**Problem details:**
Quote the listing below in full and exactly as written, but omit every picture.

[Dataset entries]
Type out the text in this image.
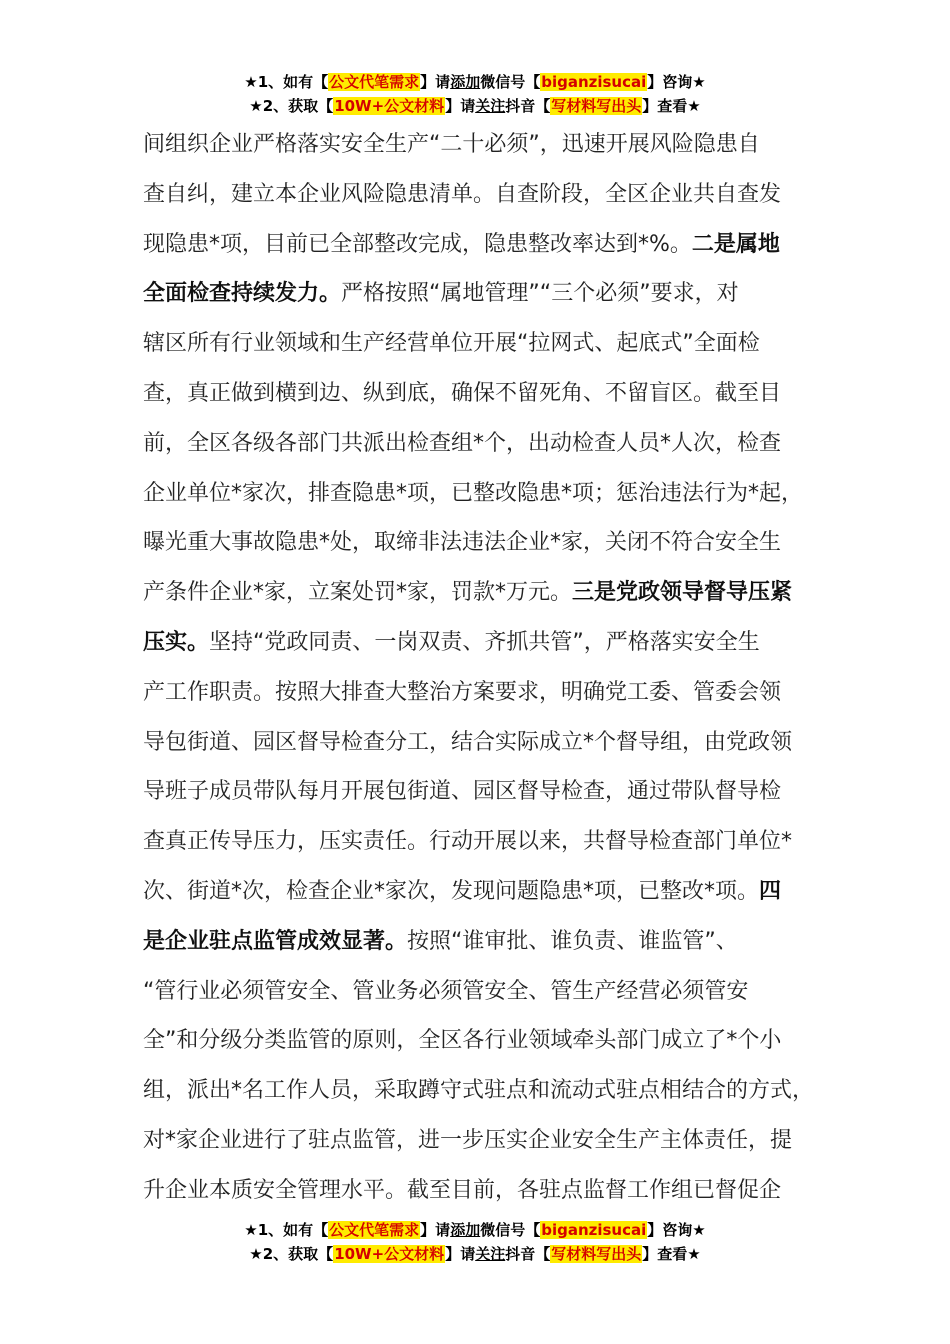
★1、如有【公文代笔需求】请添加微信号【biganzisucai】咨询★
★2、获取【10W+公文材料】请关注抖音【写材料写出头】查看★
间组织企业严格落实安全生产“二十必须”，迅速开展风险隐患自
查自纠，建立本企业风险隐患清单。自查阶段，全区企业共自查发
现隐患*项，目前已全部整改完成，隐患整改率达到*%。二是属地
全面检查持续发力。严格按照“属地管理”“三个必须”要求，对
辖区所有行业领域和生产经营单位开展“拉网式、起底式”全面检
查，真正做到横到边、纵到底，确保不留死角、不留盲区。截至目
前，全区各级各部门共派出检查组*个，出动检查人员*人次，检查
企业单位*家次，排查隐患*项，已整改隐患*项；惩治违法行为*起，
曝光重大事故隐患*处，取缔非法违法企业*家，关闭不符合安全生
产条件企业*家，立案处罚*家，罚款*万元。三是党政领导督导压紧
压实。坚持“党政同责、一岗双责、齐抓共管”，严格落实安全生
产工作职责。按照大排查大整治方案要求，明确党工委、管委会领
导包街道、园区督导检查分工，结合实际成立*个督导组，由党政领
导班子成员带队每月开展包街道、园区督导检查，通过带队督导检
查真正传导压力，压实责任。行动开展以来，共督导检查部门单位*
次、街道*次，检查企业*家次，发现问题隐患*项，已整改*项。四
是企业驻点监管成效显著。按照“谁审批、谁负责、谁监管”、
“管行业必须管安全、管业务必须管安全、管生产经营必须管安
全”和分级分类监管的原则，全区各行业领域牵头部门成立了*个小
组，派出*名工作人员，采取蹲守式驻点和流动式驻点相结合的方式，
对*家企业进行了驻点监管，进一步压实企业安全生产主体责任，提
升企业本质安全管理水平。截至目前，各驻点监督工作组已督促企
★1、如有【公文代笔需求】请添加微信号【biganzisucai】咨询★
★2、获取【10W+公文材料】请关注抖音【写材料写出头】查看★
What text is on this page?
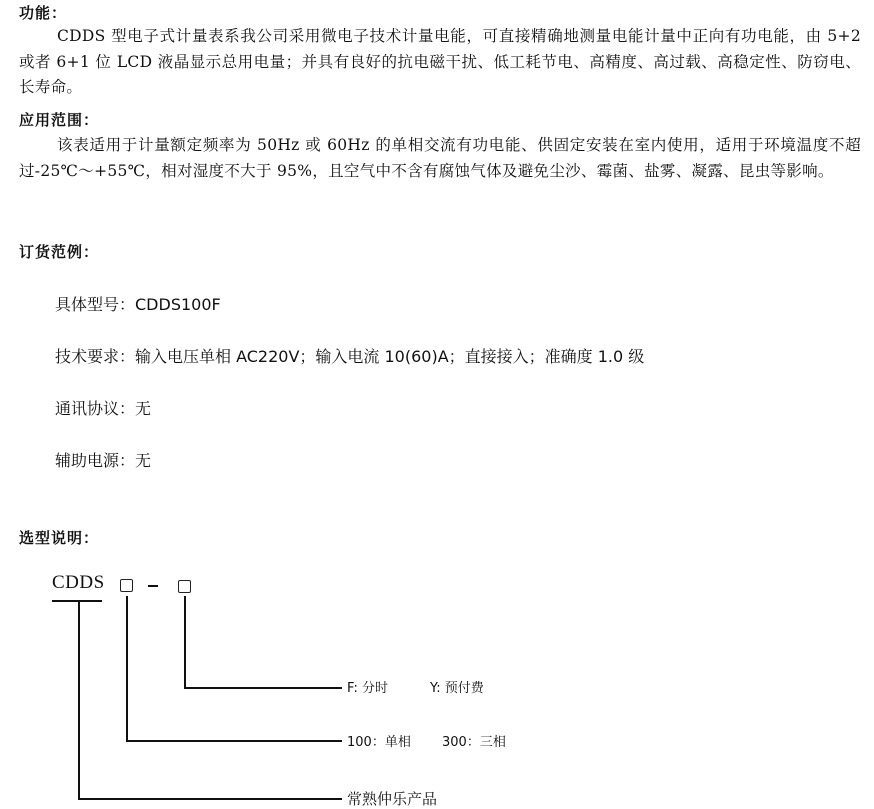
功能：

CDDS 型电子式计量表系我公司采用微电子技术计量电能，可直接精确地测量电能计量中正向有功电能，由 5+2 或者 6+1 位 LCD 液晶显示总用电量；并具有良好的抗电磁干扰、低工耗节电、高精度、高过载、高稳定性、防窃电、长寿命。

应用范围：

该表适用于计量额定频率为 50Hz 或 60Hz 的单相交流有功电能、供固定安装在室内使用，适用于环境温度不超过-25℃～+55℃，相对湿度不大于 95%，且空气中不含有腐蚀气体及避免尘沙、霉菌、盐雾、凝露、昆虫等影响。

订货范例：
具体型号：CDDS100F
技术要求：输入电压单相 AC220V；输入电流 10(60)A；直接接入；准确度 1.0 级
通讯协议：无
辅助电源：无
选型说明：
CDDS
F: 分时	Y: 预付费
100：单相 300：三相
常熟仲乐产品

**Solution to this exercise:**
Type out the text in this image.
★1、如有【公文代笔需求】请添加微信号【biganzisucai】咨询★
★2、获取【10W+公文材料】请关注抖音【写材料写出头】查看★
间组织企业严格落实安全生产“二十必须”，迅速开展风险隐患自
查自纠，建立本企业风险隐患清单。自查阶段，全区企业共自查发
现隐患*项，目前已全部整改完成，隐患整改率达到*%。二是属地
全面检查持续发力。严格按照“属地管理”“三个必须”要求，对
辖区所有行业领域和生产经营单位开展“拉网式、起底式”全面检
查，真正做到横到边、纵到底，确保不留死角、不留盲区。截至目
前，全区各级各部门共派出检查组*个，出动检查人员*人次，检查
企业单位*家次，排查隐患*项，已整改隐患*项；惩治违法行为*起，
曝光重大事故隐患*处，取缔非法违法企业*家，关闭不符合安全生
产条件企业*家，立案处罚*家，罚款*万元。三是党政领导督导压紧
压实。坚持“党政同责、一岗双责、齐抓共管”，严格落实安全生
产工作职责。按照大排查大整治方案要求，明确党工委、管委会领
导包街道、园区督导检查分工，结合实际成立*个督导组，由党政领
导班子成员带队每月开展包街道、园区督导检查，通过带队督导检
查真正传导压力，压实责任。行动开展以来，共督导检查部门单位*
次、街道*次，检查企业*家次，发现问题隐患*项，已整改*项。四
是企业驻点监管成效显著。按照“谁审批、谁负责、谁监管”、
“管行业必须管安全、管业务必须管安全、管生产经营必须管安
全”和分级分类监管的原则，全区各行业领域牵头部门成立了*个小
组，派出*名工作人员，采取蹲守式驻点和流动式驻点相结合的方式，
对*家企业进行了驻点监管，进一步压实企业安全生产主体责任，提
升企业本质安全管理水平。截至目前，各驻点监督工作组已督促企
★1、如有【公文代笔需求】请添加微信号【biganzisucai】咨询★
★2、获取【10W+公文材料】请关注抖音【写材料写出头】查看★
What text is on this page?
功能：

CDDS 型电子式计量表系我公司采用微电子技术计量电能，可直接精确地测量电能计量中正向有功电能，由 5+2 或者 6+1 位 LCD 液晶显示总用电量；并具有良好的抗电磁干扰、低工耗节电、高精度、高过载、高稳定性、防窃电、长寿命。

应用范围：

该表适用于计量额定频率为 50Hz 或 60Hz 的单相交流有功电能、供固定安装在室内使用，适用于环境温度不超过-25℃～+55℃，相对湿度不大于 95%，且空气中不含有腐蚀气体及避免尘沙、霉菌、盐雾、凝露、昆虫等影响。

订货范例：
具体型号：CDDS100F
技术要求：输入电压单相 AC220V；输入电流 10(60)A；直接接入；准确度 1.0 级
通讯协议：无
辅助电源：无
选型说明：
CDDS
F: 分时	Y: 预付费
100：单相 300：三相
常熟仲乐产品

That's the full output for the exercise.